* **TASK OBJECTIVE**
Copy out all of the data exactly as it appears.

(Data records)
* * *

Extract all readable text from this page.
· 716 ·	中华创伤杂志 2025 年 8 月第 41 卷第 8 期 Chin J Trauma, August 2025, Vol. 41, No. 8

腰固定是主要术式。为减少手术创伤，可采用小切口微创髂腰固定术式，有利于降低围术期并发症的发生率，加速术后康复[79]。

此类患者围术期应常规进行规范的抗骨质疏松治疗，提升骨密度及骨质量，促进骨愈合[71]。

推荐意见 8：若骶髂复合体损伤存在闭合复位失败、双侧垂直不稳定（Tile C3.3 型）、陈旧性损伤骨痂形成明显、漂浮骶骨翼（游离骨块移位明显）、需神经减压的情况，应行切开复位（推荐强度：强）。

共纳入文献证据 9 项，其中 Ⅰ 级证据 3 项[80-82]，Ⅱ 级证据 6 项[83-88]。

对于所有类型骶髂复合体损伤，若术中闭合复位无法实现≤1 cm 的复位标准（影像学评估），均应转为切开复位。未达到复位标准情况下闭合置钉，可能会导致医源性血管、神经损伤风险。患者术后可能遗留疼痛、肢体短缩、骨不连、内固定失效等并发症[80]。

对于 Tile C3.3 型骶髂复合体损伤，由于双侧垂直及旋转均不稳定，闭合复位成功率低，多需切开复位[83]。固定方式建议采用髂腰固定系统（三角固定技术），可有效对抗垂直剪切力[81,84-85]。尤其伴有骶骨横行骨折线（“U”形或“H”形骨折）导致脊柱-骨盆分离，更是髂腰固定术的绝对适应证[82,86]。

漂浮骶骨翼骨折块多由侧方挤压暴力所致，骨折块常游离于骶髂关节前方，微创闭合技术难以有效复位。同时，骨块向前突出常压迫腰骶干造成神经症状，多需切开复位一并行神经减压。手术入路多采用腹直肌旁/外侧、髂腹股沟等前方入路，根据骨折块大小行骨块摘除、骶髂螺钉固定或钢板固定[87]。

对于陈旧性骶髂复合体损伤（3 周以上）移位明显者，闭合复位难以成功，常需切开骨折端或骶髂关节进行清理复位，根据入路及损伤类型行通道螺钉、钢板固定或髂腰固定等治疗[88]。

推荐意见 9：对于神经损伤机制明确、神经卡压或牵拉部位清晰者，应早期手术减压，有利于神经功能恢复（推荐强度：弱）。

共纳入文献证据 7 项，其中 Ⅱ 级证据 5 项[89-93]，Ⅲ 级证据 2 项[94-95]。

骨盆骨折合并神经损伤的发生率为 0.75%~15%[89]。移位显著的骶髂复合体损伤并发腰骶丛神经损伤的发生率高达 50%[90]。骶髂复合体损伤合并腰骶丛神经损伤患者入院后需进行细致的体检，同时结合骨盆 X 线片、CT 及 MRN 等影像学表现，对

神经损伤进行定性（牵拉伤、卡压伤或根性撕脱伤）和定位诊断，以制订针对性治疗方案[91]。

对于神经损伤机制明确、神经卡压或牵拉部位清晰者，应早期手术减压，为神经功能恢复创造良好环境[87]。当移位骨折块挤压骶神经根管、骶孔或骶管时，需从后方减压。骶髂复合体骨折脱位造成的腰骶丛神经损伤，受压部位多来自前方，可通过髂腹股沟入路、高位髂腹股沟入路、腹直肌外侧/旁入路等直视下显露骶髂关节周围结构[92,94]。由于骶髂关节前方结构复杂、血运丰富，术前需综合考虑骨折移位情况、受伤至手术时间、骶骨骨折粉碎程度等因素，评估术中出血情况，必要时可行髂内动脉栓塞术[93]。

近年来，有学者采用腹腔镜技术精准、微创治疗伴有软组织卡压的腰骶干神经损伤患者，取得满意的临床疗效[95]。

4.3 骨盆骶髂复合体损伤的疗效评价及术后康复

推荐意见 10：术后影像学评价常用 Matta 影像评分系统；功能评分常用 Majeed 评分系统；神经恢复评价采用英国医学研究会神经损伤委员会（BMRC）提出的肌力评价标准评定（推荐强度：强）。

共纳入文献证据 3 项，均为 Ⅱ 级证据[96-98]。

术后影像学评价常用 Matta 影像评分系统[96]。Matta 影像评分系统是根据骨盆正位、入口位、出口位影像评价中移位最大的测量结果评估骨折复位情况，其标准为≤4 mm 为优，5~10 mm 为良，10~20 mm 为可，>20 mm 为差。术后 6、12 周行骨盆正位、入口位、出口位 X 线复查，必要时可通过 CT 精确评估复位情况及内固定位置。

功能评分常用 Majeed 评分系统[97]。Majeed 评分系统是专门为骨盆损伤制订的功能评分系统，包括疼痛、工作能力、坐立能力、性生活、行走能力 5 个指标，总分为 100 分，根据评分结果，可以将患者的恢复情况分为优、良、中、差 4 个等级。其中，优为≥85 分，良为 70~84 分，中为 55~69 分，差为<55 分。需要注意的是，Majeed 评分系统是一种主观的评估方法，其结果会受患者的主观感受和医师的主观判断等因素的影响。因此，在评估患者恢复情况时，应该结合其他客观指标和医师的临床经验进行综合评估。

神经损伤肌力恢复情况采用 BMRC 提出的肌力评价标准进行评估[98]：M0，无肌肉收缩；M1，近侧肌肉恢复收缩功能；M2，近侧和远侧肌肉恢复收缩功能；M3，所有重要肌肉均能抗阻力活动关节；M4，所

* * *

* **EXERCISE RESULT**
Extract all readable text from this page.
· 716 ·	中华创伤杂志 2025 年 8 月第 41 卷第 8 期 Chin J Trauma, August 2025, Vol. 41, No. 8

腰固定是主要术式。为减少手术创伤，可采用小切口微创髂腰固定术式，有利于降低围术期并发症的发生率，加速术后康复[79]。

此类患者围术期应常规进行规范的抗骨质疏松治疗，提升骨密度及骨质量，促进骨愈合[71]。

推荐意见 8：若骶髂复合体损伤存在闭合复位失败、双侧垂直不稳定（Tile C3.3 型）、陈旧性损伤骨痂形成明显、漂浮骶骨翼（游离骨块移位明显）、需神经减压的情况，应行切开复位（推荐强度：强）。

共纳入文献证据 9 项，其中 Ⅰ 级证据 3 项[80-82]，Ⅱ 级证据 6 项[83-88]。

对于所有类型骶髂复合体损伤，若术中闭合复位无法实现≤1 cm 的复位标准（影像学评估），均应转为切开复位。未达到复位标准情况下闭合置钉，可能会导致医源性血管、神经损伤风险。患者术后可能遗留疼痛、肢体短缩、骨不连、内固定失效等并发症[80]。

对于 Tile C3.3 型骶髂复合体损伤，由于双侧垂直及旋转均不稳定，闭合复位成功率低，多需切开复位[83]。固定方式建议采用髂腰固定系统（三角固定技术），可有效对抗垂直剪切力[81,84-85]。尤其伴有骶骨横行骨折线（“U”形或“H”形骨折）导致脊柱-骨盆分离，更是髂腰固定术的绝对适应证[82,86]。

漂浮骶骨翼骨折块多由侧方挤压暴力所致，骨折块常游离于骶髂关节前方，微创闭合技术难以有效复位。同时，骨块向前突出常压迫腰骶干造成神经症状，多需切开复位一并行神经减压。手术入路多采用腹直肌旁/外侧、髂腹股沟等前方入路，根据骨折块大小行骨块摘除、骶髂螺钉固定或钢板固定[87]。

对于陈旧性骶髂复合体损伤（3 周以上）移位明显者，闭合复位难以成功，常需切开骨折端或骶髂关节进行清理复位，根据入路及损伤类型行通道螺钉、钢板固定或髂腰固定等治疗[88]。

推荐意见 9：对于神经损伤机制明确、神经卡压或牵拉部位清晰者，应早期手术减压，有利于神经功能恢复（推荐强度：弱）。

共纳入文献证据 7 项，其中 Ⅱ 级证据 5 项[89-93]，Ⅲ 级证据 2 项[94-95]。

骨盆骨折合并神经损伤的发生率为 0.75%~15%[89]。移位显著的骶髂复合体损伤并发腰骶丛神经损伤的发生率高达 50%[90]。骶髂复合体损伤合并腰骶丛神经损伤患者入院后需进行细致的体检，同时结合骨盆 X 线片、CT 及 MRN 等影像学表现，对

神经损伤进行定性（牵拉伤、卡压伤或根性撕脱伤）和定位诊断，以制订针对性治疗方案[91]。

对于神经损伤机制明确、神经卡压或牵拉部位清晰者，应早期手术减压，为神经功能恢复创造良好环境[87]。当移位骨折块挤压骶神经根管、骶孔或骶管时，需从后方减压。骶髂复合体骨折脱位造成的腰骶丛神经损伤，受压部位多来自前方，可通过髂腹股沟入路、高位髂腹股沟入路、腹直肌外侧/旁入路等直视下显露骶髂关节周围结构[92,94]。由于骶髂关节前方结构复杂、血运丰富，术前需综合考虑骨折移位情况、受伤至手术时间、骶骨骨折粉碎程度等因素，评估术中出血情况，必要时可行髂内动脉栓塞术[93]。

近年来，有学者采用腹腔镜技术精准、微创治疗伴有软组织卡压的腰骶干神经损伤患者，取得满意的临床疗效[95]。

4.3 骨盆骶髂复合体损伤的疗效评价及术后康复

推荐意见 10：术后影像学评价常用 Matta 影像评分系统；功能评分常用 Majeed 评分系统；神经恢复评价采用英国医学研究会神经损伤委员会（BMRC）提出的肌力评价标准评定（推荐强度：强）。

共纳入文献证据 3 项，均为 Ⅱ 级证据[96-98]。

术后影像学评价常用 Matta 影像评分系统[96]。Matta 影像评分系统是根据骨盆正位、入口位、出口位影像评价中移位最大的测量结果评估骨折复位情况，其标准为≤4 mm 为优，5~10 mm 为良，10~20 mm 为可，>20 mm 为差。术后 6、12 周行骨盆正位、入口位、出口位 X 线复查，必要时可通过 CT 精确评估复位情况及内固定位置。

功能评分常用 Majeed 评分系统[97]。Majeed 评分系统是专门为骨盆损伤制订的功能评分系统，包括疼痛、工作能力、坐立能力、性生活、行走能力 5 个指标，总分为 100 分，根据评分结果，可以将患者的恢复情况分为优、良、中、差 4 个等级。其中，优为≥85 分，良为 70~84 分，中为 55~69 分，差为<55 分。需要注意的是，Majeed 评分系统是一种主观的评估方法，其结果会受患者的主观感受和医师的主观判断等因素的影响。因此，在评估患者恢复情况时，应该结合其他客观指标和医师的临床经验进行综合评估。

神经损伤肌力恢复情况采用 BMRC 提出的肌力评价标准进行评估[98]：M0，无肌肉收缩；M1，近侧肌肉恢复收缩功能；M2，近侧和远侧肌肉恢复收缩功能；M3，所有重要肌肉均能抗阻力活动关节；M4，所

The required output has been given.